Input imagery and feature space

Imagery selection and pre-processing

All imagery used, aside from elevation data, was taken from within the GEE repository82. To increase the probability of finding a cloud free pixel across all areas (for surface reflectance imagery), all available imagery from October 2018 to September 2019 for each product within the repository was considered.

Ground Range Detected (GRD) Sentinel-1 (S1) C-band SAR imagery was acquired at a 10 × 10 m pixel size, in Interferometric Wide swath (IW) mode, on the descending pass. Images were ground- range detected and log scaled (σ0dB) upon acquisition, in the VH (vertical transmit, horizontal receive) and VV (vertical transmit, vertical receive) polarisation. The VH to VV ratio was also calculated, as this has provided additional power when monitoring vegetation structure and vegetation and soil moisture in other studies83,84. C-band backscatter values were transformed to σ0 prior to ratio calculation. S1 images were resampled (nearest neighbour) to match the final feature space spatial resolution for use alongside either S2 or L8 data (20 or 30 m) and a per pixel mean calculated across the image collection for the time period considered.

The effectiveness of using Sentinel-2 (S2) or Landsat-8 (L8) surface reflectance imagery to identify Cerrado vegetation types was assessed separately at the study site. S2 Level-2A surface reflectance imagery was filtered to include only scenes with a cloud cover of < 70%. A cloud and dark pixel mask based on the S2 ESA Scene Classification85 was then applied, followed by a second masking procedure using a built-in cloud and shadow bit mask86. Similarly, L8 surface reflectance imagery was also acquired, filtered, and a cloud and shadow bit mask applied87. In addition to surface reflectance bands (Table 3), for all S2 and L8 scenes acquired across the study site area, several vegetation indices were calculated (NDVI, EVI2, SAVI, SWIR21, Table 3). These indices were chosen as they are a good proxy for vegetation productivity or woody vegetation coverage and have been successfully used in other studies to characterise Cerrado vegetation34,88,89,90. Where required, all bands and indices were resampled from their initial spatial resolution to a resolution of 20 m (S2) or 30 m (L8) and a per pixel median was calculated across the period considered. The final images were visually inspected for any remaining cloud presence.

Table 3 Input feature layers produced for the seven alternative classification feature spaces.

◆ **INFORMATION PROVIDED**:
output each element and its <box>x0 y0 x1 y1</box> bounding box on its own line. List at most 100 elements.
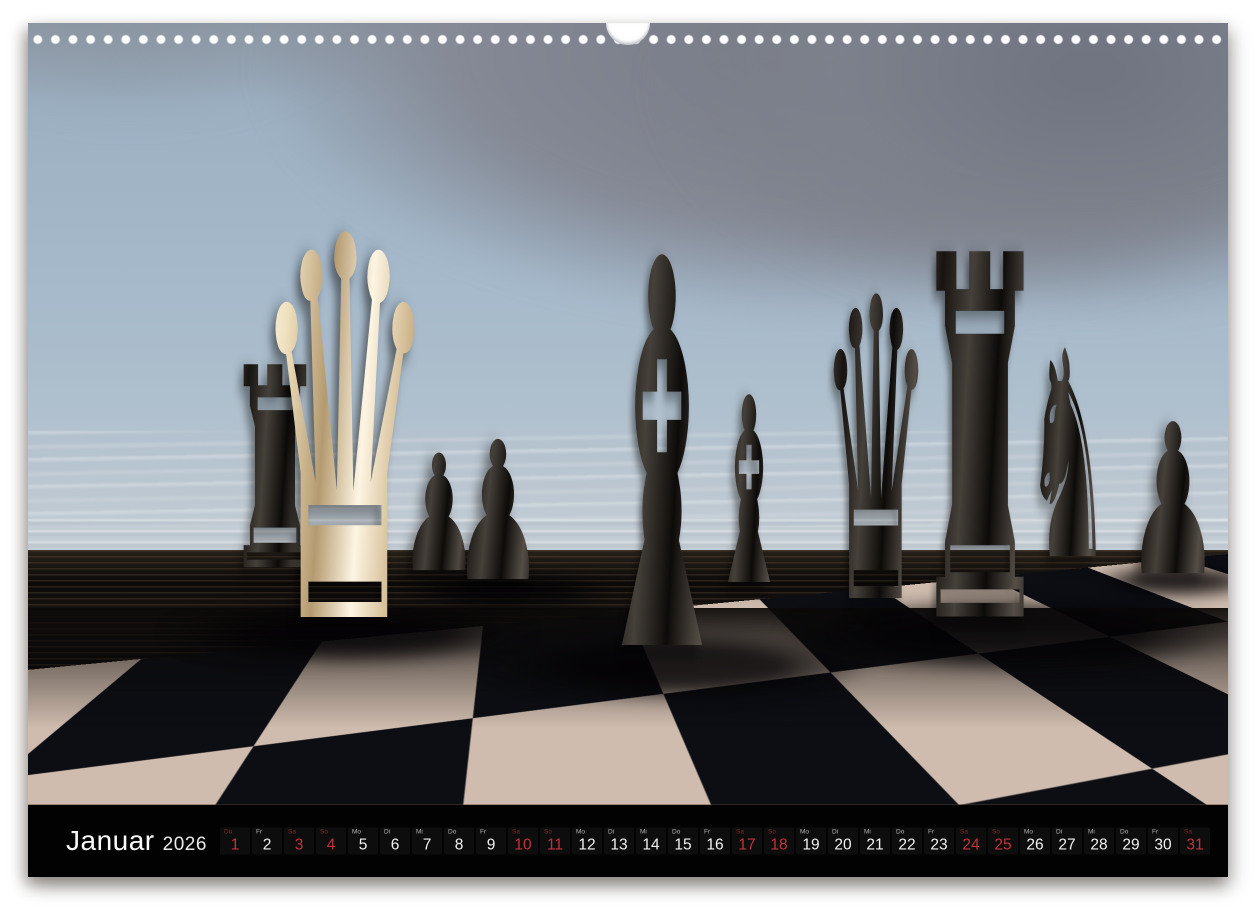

◆ **COMPLETE THE FOLLOWING**:
1/ In the imagery pre-processing section, what cloud cover limit was used to filter the S2 Level-2A scenes?
2/ Using the imagery pre-processing section, decide whether each statement holds: (a) the S1 imagery was acquired on the ascending pass; (b) S1 images were resampled with nearest neighbour; (c) a per pixel mean was calculated for the S2 and L8 bands and indices.
3/ From the imagery pre-processing section, write out everything from "Input imagery and" down to "repository was considered.".

◆ **THE RESULTS**:
1/ Only scenes with a cloud cover of < 70% were included.

2/
(a) No: "in Interferometric Wide swath (IW) mode, on the descending pass"
(b) Yes: "S1 images were resampled (nearest neighbour)"
(c) No: "a per pixel median was calculated across the period considered"

3/
Input imagery and feature space

Imagery selection and pre-processing

All imagery used, aside from elevation data, was taken from within the GEE repository82. To increase the probability of finding a cloud free pixel across all areas (for surface reflectance imagery), all available imagery from October 2018 to September 2019 for each product within the repository was considered.